Please give the listing again in its entirety, exactly as written.

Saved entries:
▬▬▬▬▬▬▬▬▬▬
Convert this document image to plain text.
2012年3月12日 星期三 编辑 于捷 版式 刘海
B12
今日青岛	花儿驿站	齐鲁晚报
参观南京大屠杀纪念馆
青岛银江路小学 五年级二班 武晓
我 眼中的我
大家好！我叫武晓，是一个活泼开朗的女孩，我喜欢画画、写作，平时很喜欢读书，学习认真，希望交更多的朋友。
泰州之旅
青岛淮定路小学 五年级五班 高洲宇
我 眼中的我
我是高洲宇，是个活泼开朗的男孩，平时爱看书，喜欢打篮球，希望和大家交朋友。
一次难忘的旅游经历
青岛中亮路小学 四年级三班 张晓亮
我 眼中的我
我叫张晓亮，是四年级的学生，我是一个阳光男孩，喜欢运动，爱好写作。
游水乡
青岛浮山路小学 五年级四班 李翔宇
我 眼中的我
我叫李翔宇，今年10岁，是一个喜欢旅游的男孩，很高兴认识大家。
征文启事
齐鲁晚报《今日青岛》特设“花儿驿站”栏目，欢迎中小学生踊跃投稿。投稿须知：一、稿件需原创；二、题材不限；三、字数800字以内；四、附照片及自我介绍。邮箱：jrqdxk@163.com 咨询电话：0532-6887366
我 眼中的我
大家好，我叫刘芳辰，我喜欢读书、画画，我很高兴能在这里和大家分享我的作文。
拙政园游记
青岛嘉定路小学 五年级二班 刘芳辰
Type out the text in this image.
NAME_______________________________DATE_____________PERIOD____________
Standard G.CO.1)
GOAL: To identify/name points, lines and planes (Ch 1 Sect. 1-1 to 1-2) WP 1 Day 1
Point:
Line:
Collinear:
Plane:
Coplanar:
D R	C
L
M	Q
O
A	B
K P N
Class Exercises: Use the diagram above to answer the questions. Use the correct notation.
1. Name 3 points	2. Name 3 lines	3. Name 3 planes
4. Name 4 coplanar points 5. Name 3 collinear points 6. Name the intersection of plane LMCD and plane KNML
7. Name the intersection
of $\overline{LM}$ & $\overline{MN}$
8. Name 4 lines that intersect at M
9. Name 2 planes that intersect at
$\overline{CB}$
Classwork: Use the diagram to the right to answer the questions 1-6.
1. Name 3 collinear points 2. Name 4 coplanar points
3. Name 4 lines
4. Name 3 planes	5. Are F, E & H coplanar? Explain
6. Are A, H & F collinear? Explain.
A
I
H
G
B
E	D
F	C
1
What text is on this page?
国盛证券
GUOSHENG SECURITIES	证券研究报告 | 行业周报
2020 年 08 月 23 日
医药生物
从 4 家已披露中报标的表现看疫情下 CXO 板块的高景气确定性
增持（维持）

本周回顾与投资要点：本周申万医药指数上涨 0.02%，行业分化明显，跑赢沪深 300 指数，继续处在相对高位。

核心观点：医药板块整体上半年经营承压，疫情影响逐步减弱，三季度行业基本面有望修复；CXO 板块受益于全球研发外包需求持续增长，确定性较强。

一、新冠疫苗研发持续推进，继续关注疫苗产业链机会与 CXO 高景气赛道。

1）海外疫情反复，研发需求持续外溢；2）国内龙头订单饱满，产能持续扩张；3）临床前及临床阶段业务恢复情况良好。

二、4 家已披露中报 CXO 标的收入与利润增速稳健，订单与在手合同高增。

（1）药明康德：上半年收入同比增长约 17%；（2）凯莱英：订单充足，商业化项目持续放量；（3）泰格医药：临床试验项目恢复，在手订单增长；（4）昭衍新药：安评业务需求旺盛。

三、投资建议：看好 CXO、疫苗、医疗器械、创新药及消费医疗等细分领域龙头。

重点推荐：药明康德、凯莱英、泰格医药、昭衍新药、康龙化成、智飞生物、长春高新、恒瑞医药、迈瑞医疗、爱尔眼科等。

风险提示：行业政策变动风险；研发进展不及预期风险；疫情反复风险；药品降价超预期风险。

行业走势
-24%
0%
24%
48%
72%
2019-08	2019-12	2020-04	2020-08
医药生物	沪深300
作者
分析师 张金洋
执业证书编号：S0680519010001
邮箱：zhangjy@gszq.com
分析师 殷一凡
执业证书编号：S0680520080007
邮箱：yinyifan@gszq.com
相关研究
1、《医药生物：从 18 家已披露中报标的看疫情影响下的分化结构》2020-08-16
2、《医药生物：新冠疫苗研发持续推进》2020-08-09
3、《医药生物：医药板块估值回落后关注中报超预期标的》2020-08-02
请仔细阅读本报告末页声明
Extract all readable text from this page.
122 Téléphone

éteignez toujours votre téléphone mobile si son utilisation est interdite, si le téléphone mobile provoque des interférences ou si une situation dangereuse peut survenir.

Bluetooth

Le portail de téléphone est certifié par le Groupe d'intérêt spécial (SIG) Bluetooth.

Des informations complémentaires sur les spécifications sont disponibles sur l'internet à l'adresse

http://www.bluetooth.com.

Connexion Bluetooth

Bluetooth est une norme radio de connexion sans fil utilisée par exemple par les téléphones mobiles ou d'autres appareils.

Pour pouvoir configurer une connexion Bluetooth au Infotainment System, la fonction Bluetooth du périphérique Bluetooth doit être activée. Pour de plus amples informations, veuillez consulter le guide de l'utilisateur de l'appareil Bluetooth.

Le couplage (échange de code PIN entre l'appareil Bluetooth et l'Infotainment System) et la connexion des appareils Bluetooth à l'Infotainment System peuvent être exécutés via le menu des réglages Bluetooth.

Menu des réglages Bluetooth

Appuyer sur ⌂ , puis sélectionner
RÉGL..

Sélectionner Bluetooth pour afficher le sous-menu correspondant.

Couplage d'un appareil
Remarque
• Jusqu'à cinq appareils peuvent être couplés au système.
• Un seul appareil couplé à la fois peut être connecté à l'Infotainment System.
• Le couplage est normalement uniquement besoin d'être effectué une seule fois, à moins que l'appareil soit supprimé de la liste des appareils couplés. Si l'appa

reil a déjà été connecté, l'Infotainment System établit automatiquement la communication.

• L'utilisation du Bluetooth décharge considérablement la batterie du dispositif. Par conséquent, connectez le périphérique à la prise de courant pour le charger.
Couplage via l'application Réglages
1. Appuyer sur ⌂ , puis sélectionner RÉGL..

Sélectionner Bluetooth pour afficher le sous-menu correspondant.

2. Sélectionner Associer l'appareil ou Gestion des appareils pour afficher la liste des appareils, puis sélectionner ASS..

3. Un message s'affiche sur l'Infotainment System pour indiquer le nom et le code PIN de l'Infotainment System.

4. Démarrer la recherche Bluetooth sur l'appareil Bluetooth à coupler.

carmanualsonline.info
▬▬▬▬▬▬▬▬▬▬
### Solution
Convert this document image to plain text.
2012年3月12日 星期三 编辑 于捷 版式 刘海
B12
今日青岛	花儿驿站	齐鲁晚报
参观南京大屠杀纪念馆
青岛银江路小学 五年级二班 武晓
我 眼中的我
大家好！我叫武晓，是一个活泼开朗的女孩，我喜欢画画、写作，平时很喜欢读书，学习认真，希望交更多的朋友。
泰州之旅
青岛淮定路小学 五年级五班 高洲宇
我 眼中的我
我是高洲宇，是个活泼开朗的男孩，平时爱看书，喜欢打篮球，希望和大家交朋友。
一次难忘的旅游经历
青岛中亮路小学 四年级三班 张晓亮
我 眼中的我
我叫张晓亮，是四年级的学生，我是一个阳光男孩，喜欢运动，爱好写作。
游水乡
青岛浮山路小学 五年级四班 李翔宇
我 眼中的我
我叫李翔宇，今年10岁，是一个喜欢旅游的男孩，很高兴认识大家。
征文启事
齐鲁晚报《今日青岛》特设“花儿驿站”栏目，欢迎中小学生踊跃投稿。投稿须知：一、稿件需原创；二、题材不限；三、字数800字以内；四、附照片及自我介绍。邮箱：jrqdxk@163.com 咨询电话：0532-6887366
我 眼中的我
大家好，我叫刘芳辰，我喜欢读书、画画，我很高兴能在这里和大家分享我的作文。
拙政园游记
青岛嘉定路小学 五年级二班 刘芳辰
Type out the text in this image.
NAME_______________________________DATE_____________PERIOD____________
Standard G.CO.1)
GOAL: To identify/name points, lines and planes (Ch 1 Sect. 1-1 to 1-2) WP 1 Day 1
Point:
Line:
Collinear:
Plane:
Coplanar:
D R	C
L
M	Q
O
A	B
K P N
Class Exercises: Use the diagram above to answer the questions. Use the correct notation.
1. Name 3 points	2. Name 3 lines	3. Name 3 planes
4. Name 4 coplanar points 5. Name 3 collinear points 6. Name the intersection of plane LMCD and plane KNML
7. Name the intersection
of $\overline{LM}$ & $\overline{MN}$
8. Name 4 lines that intersect at M
9. Name 2 planes that intersect at
$\overline{CB}$
Classwork: Use the diagram to the right to answer the questions 1-6.
1. Name 3 collinear points 2. Name 4 coplanar points
3. Name 4 lines
4. Name 3 planes	5. Are F, E & H coplanar? Explain
6. Are A, H & F collinear? Explain.
A
I
H
G
B
E	D
F	C
1
What text is on this page?
国盛证券
GUOSHENG SECURITIES	证券研究报告 | 行业周报
2020 年 08 月 23 日
医药生物
从 4 家已披露中报标的表现看疫情下 CXO 板块的高景气确定性
增持（维持）

本周回顾与投资要点：本周申万医药指数上涨 0.02%，行业分化明显，跑赢沪深 300 指数，继续处在相对高位。

核心观点：医药板块整体上半年经营承压，疫情影响逐步减弱，三季度行业基本面有望修复；CXO 板块受益于全球研发外包需求持续增长，确定性较强。

一、新冠疫苗研发持续推进，继续关注疫苗产业链机会与 CXO 高景气赛道。

1）海外疫情反复，研发需求持续外溢；2）国内龙头订单饱满，产能持续扩张；3）临床前及临床阶段业务恢复情况良好。

二、4 家已披露中报 CXO 标的收入与利润增速稳健，订单与在手合同高增。

（1）药明康德：上半年收入同比增长约 17%；（2）凯莱英：订单充足，商业化项目持续放量；（3）泰格医药：临床试验项目恢复，在手订单增长；（4）昭衍新药：安评业务需求旺盛。

三、投资建议：看好 CXO、疫苗、医疗器械、创新药及消费医疗等细分领域龙头。

重点推荐：药明康德、凯莱英、泰格医药、昭衍新药、康龙化成、智飞生物、长春高新、恒瑞医药、迈瑞医疗、爱尔眼科等。

风险提示：行业政策变动风险；研发进展不及预期风险；疫情反复风险；药品降价超预期风险。

行业走势
-24%
0%
24%
48%
72%
2019-08	2019-12	2020-04	2020-08
医药生物	沪深300
作者
分析师 张金洋
执业证书编号：S0680519010001
邮箱：zhangjy@gszq.com
分析师 殷一凡
执业证书编号：S0680520080007
邮箱：yinyifan@gszq.com
相关研究
1、《医药生物：从 18 家已披露中报标的看疫情影响下的分化结构》2020-08-16
2、《医药生物：新冠疫苗研发持续推进》2020-08-09
3、《医药生物：医药板块估值回落后关注中报超预期标的》2020-08-02
请仔细阅读本报告末页声明
Extract all readable text from this page.
122 Téléphone

éteignez toujours votre téléphone mobile si son utilisation est interdite, si le téléphone mobile provoque des interférences ou si une situation dangereuse peut survenir.

Bluetooth

Le portail de téléphone est certifié par le Groupe d'intérêt spécial (SIG) Bluetooth.

Des informations complémentaires sur les spécifications sont disponibles sur l'internet à l'adresse

http://www.bluetooth.com.

Connexion Bluetooth

Bluetooth est une norme radio de connexion sans fil utilisée par exemple par les téléphones mobiles ou d'autres appareils.

Pour pouvoir configurer une connexion Bluetooth au Infotainment System, la fonction Bluetooth du périphérique Bluetooth doit être activée. Pour de plus amples informations, veuillez consulter le guide de l'utilisateur de l'appareil Bluetooth.

Le couplage (échange de code PIN entre l'appareil Bluetooth et l'Infotainment System) et la connexion des appareils Bluetooth à l'Infotainment System peuvent être exécutés via le menu des réglages Bluetooth.

Menu des réglages Bluetooth

Appuyer sur ⌂ , puis sélectionner
RÉGL..

Sélectionner Bluetooth pour afficher le sous-menu correspondant.

Couplage d'un appareil
Remarque
• Jusqu'à cinq appareils peuvent être couplés au système.
• Un seul appareil couplé à la fois peut être connecté à l'Infotainment System.
• Le couplage est normalement uniquement besoin d'être effectué une seule fois, à moins que l'appareil soit supprimé de la liste des appareils couplés. Si l'appa

reil a déjà été connecté, l'Infotainment System établit automatiquement la communication.

• L'utilisation du Bluetooth décharge considérablement la batterie du dispositif. Par conséquent, connectez le périphérique à la prise de courant pour le charger.
Couplage via l'application Réglages
1. Appuyer sur ⌂ , puis sélectionner RÉGL..

Sélectionner Bluetooth pour afficher le sous-menu correspondant.

2. Sélectionner Associer l'appareil ou Gestion des appareils pour afficher la liste des appareils, puis sélectionner ASS..

3. Un message s'affiche sur l'Infotainment System pour indiquer le nom et le code PIN de l'Infotainment System.

4. Démarrer la recherche Bluetooth sur l'appareil Bluetooth à coupler.

carmanualsonline.info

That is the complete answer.